Aim of the task →
Repeat the data word for word. Do not include the pictures.

BEGIN Input material

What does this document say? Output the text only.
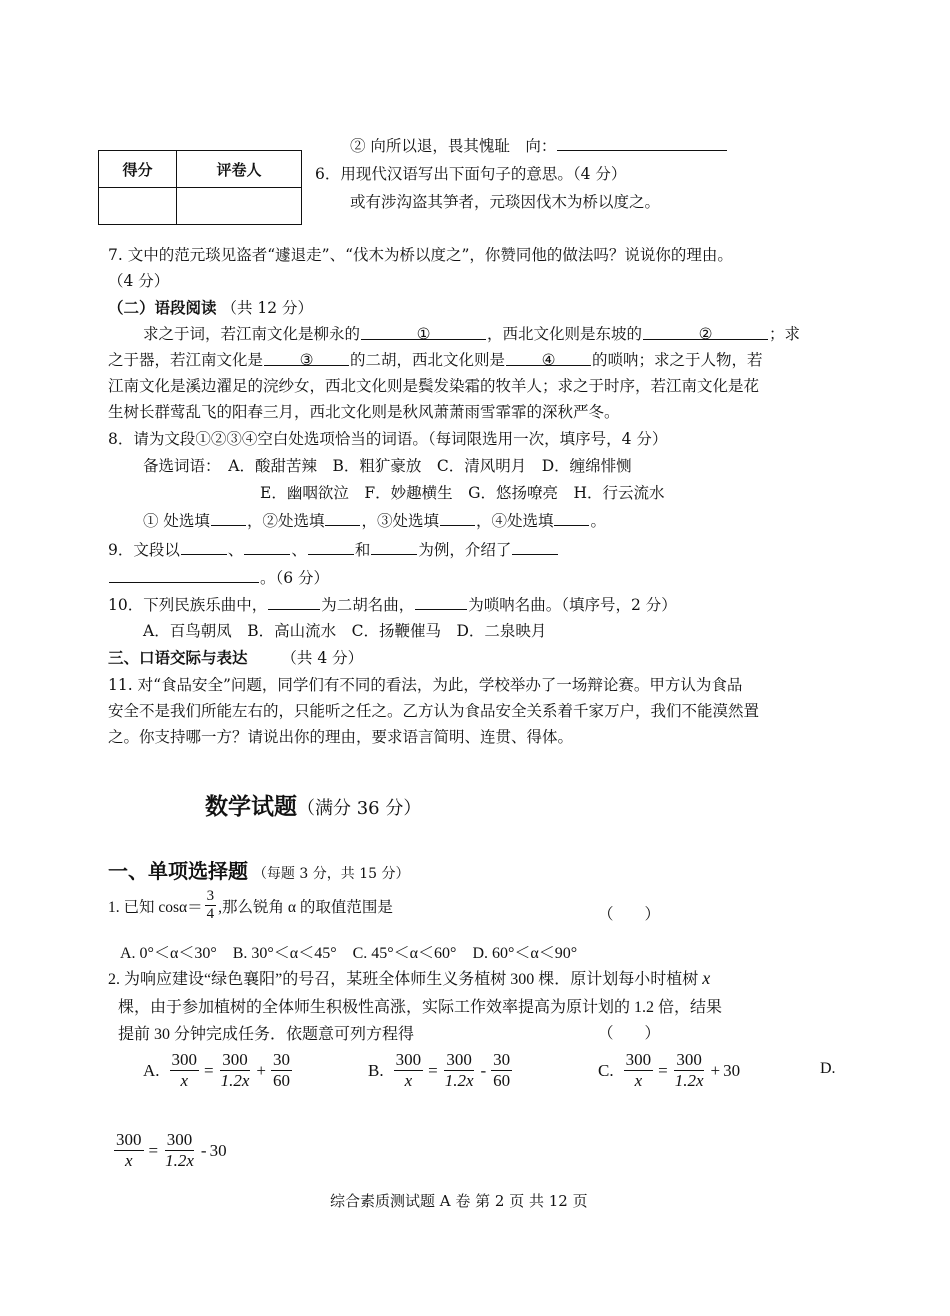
② 向所以退，畏其愧耻　向：
得分	评卷人
		6．用现代汉语写出下面句子的意思。（4 分）
或有涉沟盗其笋者，元琰因伐木为桥以度之。
7. 文中的范元琰见盗者“遽退走”、“伐木为桥以度之”，你赞同他的做法吗？说说你的理由。
（4 分）
（二）语段阅读 （共 12 分）
求之于词，若江南文化是柳永的	①	，西北文化则是东坡的	②	；求
之于器，若江南文化是 ③ 的二胡，西北文化则是 ④ 的唢呐；求之于人物，若
江南文化是溪边濯足的浣纱女，西北文化则是鬓发染霜的牧羊人；求之于时序，若江南文化是花
生树长群莺乱飞的阳春三月，西北文化则是秋风萧萧雨雪霏霏的深秋严冬。
8．请为文段①②③④空白处选项恰当的词语。（每词限选用一次，填序号，4 分）
备选词语：　A．酸甜苦辣　B．粗犷豪放　C．清风明月　D．缠绵悱恻
E．幽咽欲泣　F．妙趣横生　G．悠扬嘹亮　H．行云流水
① 处选填 ，②处选填 ，③处选填 ，④处选填 。
9．文段以	、	、	和	为例，介绍了
。（6 分）
10．下列民族乐曲中，	为二胡名曲，	为唢呐名曲。（填序号，2 分）
A．百鸟朝凤　B．高山流水　C．扬鞭催马　D．二泉映月
三、口语交际与表达 （共 4 分）
11. 对“食品安全”问题，同学们有不同的看法，为此，学校举办了一场辩论赛。甲方认为食品
安全不是我们所能左右的，只能听之任之。乙方认为食品安全关系着千家万户，我们不能漠然置
之。你支持哪一方？请说出你的理由，要求语言简明、连贯、得体。
数学试题（满分 36 分）
一、单项选择题 （每题 3 分，共 15 分）
1. 已知 $\cos\alpha= \frac{3}{4}$ ,那么锐角 α 的取值范围是	（　　）
A. 0°＜α＜30°　B. 30°＜α＜45°　C. 45°＜α＜60°　D. 60°＜α＜90°
2. 为响应建设“绿色襄阳”的号召，某班全体师生义务植树 300 棵．原计划每小时植树 x
棵，由于参加植树的全体师生积极性高涨，实际工作效率提高为原计划的 1.2 倍，结果
提前 30 分钟完成任务．依题意可列方程得	（　　）
A. $\frac{300}{x} = \frac{300}{1.2x} + \frac{30}{60}$	B. $\frac{300}{x} = \frac{300}{1.2x} - \frac{30}{60}$	C. $\frac{300}{x} = \frac{300}{1.2x} + 30$	D.
$\frac{300}{x} = \frac{300}{1.2x} - 30$
综合素质测试题 A 卷 第 2 页 共 12 页
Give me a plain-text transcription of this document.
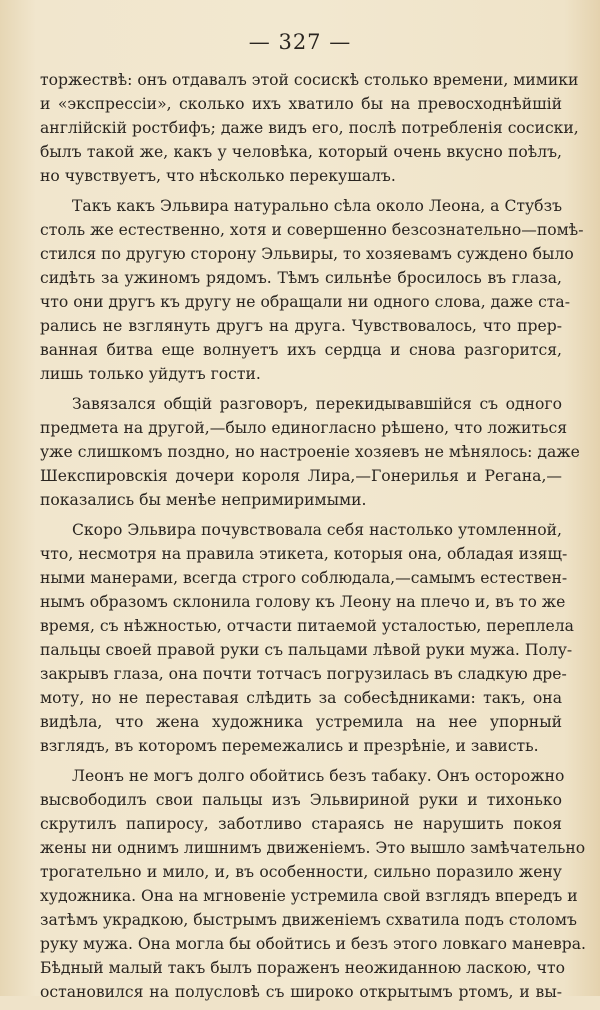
— 327 —
торжествѣ: онъ отдавалъ этой сосискѣ столько времени, мимики
и «экспрессіи», сколько ихъ хватило бы на превосходнѣйшій
англійскій ростбифъ; даже видъ его, послѣ потребленія сосиски,
былъ такой же, какъ у человѣка, который очень вкусно поѣлъ,
но чувствуетъ, что нѣсколько перекушалъ.
Такъ какъ Эльвира натурально сѣла около Леона, а Стубзъ
столь же естественно, хотя и совершенно безсознательно—помѣ-
стился по другую сторону Эльвиры, то хозяевамъ суждено было
сидѣть за ужиномъ рядомъ. Тѣмъ сильнѣе бросилось въ глаза,
что они другъ къ другу не обращали ни одного слова, даже ста-
рались не взглянуть другъ на друга. Чувствовалось, что прер-
ванная битва еще волнуетъ ихъ сердца и снова разгорится,
лишь только уйдутъ гости.
Завязался общій разговоръ, перекидывавшійся съ одного
предмета на другой,—было единогласно рѣшено, что ложиться
уже слишкомъ поздно, но настроеніе хозяевъ не мѣнялось: даже
Шекспировскія дочери короля Лира,—Гонерилья и Регана,—
показались бы менѣе непримиримыми.
Скоро Эльвира почувствовала себя настолько утомленной,
что, несмотря на правила этикета, которыя она, обладая изящ-
ными манерами, всегда строго соблюдала,—самымъ естествен-
нымъ образомъ склонила голову къ Леону на плечо и, въ то же
время, съ нѣжностью, отчасти питаемой усталостью, переплела
пальцы своей правой руки съ пальцами лѣвой руки мужа. Полу-
закрывъ глаза, она почти тотчасъ погрузилась въ сладкую дре-
моту, но не переставая слѣдить за собесѣдниками: такъ, она
видѣла, что жена художника устремила на нее упорный
взглядъ, въ которомъ перемежались и презрѣніе, и зависть.
Леонъ не могъ долго обойтись безъ табаку. Онъ осторожно
высвободилъ свои пальцы изъ Эльвириной руки и тихонько
скрутилъ папиросу, заботливо стараясь не нарушить покоя
жены ни однимъ лишнимъ движеніемъ. Это вышло замѣчательно
трогательно и мило, и, въ особенности, сильно поразило жену
художника. Она на мгновеніе устремила свой взглядъ впередъ и
затѣмъ украдкою, быстрымъ движеніемъ схватила подъ столомъ
руку мужа. Она могла бы обойтись и безъ этого ловкаго маневра.
Бѣдный малый такъ былъ пораженъ неожиданною ласкою, что
остановился на полусловѣ съ широко открытымъ ртомъ, и вы-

END Input material

Response to this exercise →
What does this document say? Output the text only.
② 向所以退，畏其愧耻　向：
得分	评卷人
		6．用现代汉语写出下面句子的意思。（4 分）
或有涉沟盗其笋者，元琰因伐木为桥以度之。
7. 文中的范元琰见盗者“遽退走”、“伐木为桥以度之”，你赞同他的做法吗？说说你的理由。
（4 分）
（二）语段阅读 （共 12 分）
求之于词，若江南文化是柳永的	①	，西北文化则是东坡的	②	；求
之于器，若江南文化是 ③ 的二胡，西北文化则是 ④ 的唢呐；求之于人物，若
江南文化是溪边濯足的浣纱女，西北文化则是鬓发染霜的牧羊人；求之于时序，若江南文化是花
生树长群莺乱飞的阳春三月，西北文化则是秋风萧萧雨雪霏霏的深秋严冬。
8．请为文段①②③④空白处选项恰当的词语。（每词限选用一次，填序号，4 分）
备选词语：　A．酸甜苦辣　B．粗犷豪放　C．清风明月　D．缠绵悱恻
E．幽咽欲泣　F．妙趣横生　G．悠扬嘹亮　H．行云流水
① 处选填 ，②处选填 ，③处选填 ，④处选填 。
9．文段以	、	、	和	为例，介绍了
。（6 分）
10．下列民族乐曲中，	为二胡名曲，	为唢呐名曲。（填序号，2 分）
A．百鸟朝凤　B．高山流水　C．扬鞭催马　D．二泉映月
三、口语交际与表达 （共 4 分）
11. 对“食品安全”问题，同学们有不同的看法，为此，学校举办了一场辩论赛。甲方认为食品
安全不是我们所能左右的，只能听之任之。乙方认为食品安全关系着千家万户，我们不能漠然置
之。你支持哪一方？请说出你的理由，要求语言简明、连贯、得体。
数学试题（满分 36 分）
一、单项选择题 （每题 3 分，共 15 分）
1. 已知 $\cos\alpha= \frac{3}{4}$ ,那么锐角 α 的取值范围是	（　　）
A. 0°＜α＜30°　B. 30°＜α＜45°　C. 45°＜α＜60°　D. 60°＜α＜90°
2. 为响应建设“绿色襄阳”的号召，某班全体师生义务植树 300 棵．原计划每小时植树 x
棵，由于参加植树的全体师生积极性高涨，实际工作效率提高为原计划的 1.2 倍，结果
提前 30 分钟完成任务．依题意可列方程得	（　　）
A. $\frac{300}{x} = \frac{300}{1.2x} + \frac{30}{60}$	B. $\frac{300}{x} = \frac{300}{1.2x} - \frac{30}{60}$	C. $\frac{300}{x} = \frac{300}{1.2x} + 30$	D.
$\frac{300}{x} = \frac{300}{1.2x} - 30$
综合素质测试题 A 卷 第 2 页 共 12 页
Give me a plain-text transcription of this document.
— 327 —
торжествѣ: онъ отдавалъ этой сосискѣ столько времени, мимики
и «экспрессіи», сколько ихъ хватило бы на превосходнѣйшій
англійскій ростбифъ; даже видъ его, послѣ потребленія сосиски,
былъ такой же, какъ у человѣка, который очень вкусно поѣлъ,
но чувствуетъ, что нѣсколько перекушалъ.
Такъ какъ Эльвира натурально сѣла около Леона, а Стубзъ
столь же естественно, хотя и совершенно безсознательно—помѣ-
стился по другую сторону Эльвиры, то хозяевамъ суждено было
сидѣть за ужиномъ рядомъ. Тѣмъ сильнѣе бросилось въ глаза,
что они другъ къ другу не обращали ни одного слова, даже ста-
рались не взглянуть другъ на друга. Чувствовалось, что прер-
ванная битва еще волнуетъ ихъ сердца и снова разгорится,
лишь только уйдутъ гости.
Завязался общій разговоръ, перекидывавшійся съ одного
предмета на другой,—было единогласно рѣшено, что ложиться
уже слишкомъ поздно, но настроеніе хозяевъ не мѣнялось: даже
Шекспировскія дочери короля Лира,—Гонерилья и Регана,—
показались бы менѣе непримиримыми.
Скоро Эльвира почувствовала себя настолько утомленной,
что, несмотря на правила этикета, которыя она, обладая изящ-
ными манерами, всегда строго соблюдала,—самымъ естествен-
нымъ образомъ склонила голову къ Леону на плечо и, въ то же
время, съ нѣжностью, отчасти питаемой усталостью, переплела
пальцы своей правой руки съ пальцами лѣвой руки мужа. Полу-
закрывъ глаза, она почти тотчасъ погрузилась въ сладкую дре-
моту, но не переставая слѣдить за собесѣдниками: такъ, она
видѣла, что жена художника устремила на нее упорный
взглядъ, въ которомъ перемежались и презрѣніе, и зависть.
Леонъ не могъ долго обойтись безъ табаку. Онъ осторожно
высвободилъ свои пальцы изъ Эльвириной руки и тихонько
скрутилъ папиросу, заботливо стараясь не нарушить покоя
жены ни однимъ лишнимъ движеніемъ. Это вышло замѣчательно
трогательно и мило, и, въ особенности, сильно поразило жену
художника. Она на мгновеніе устремила свой взглядъ впередъ и
затѣмъ украдкою, быстрымъ движеніемъ схватила подъ столомъ
руку мужа. Она могла бы обойтись и безъ этого ловкаго маневра.
Бѣдный малый такъ былъ пораженъ неожиданною ласкою, что
остановился на полусловѣ съ широко открытымъ ртомъ, и вы-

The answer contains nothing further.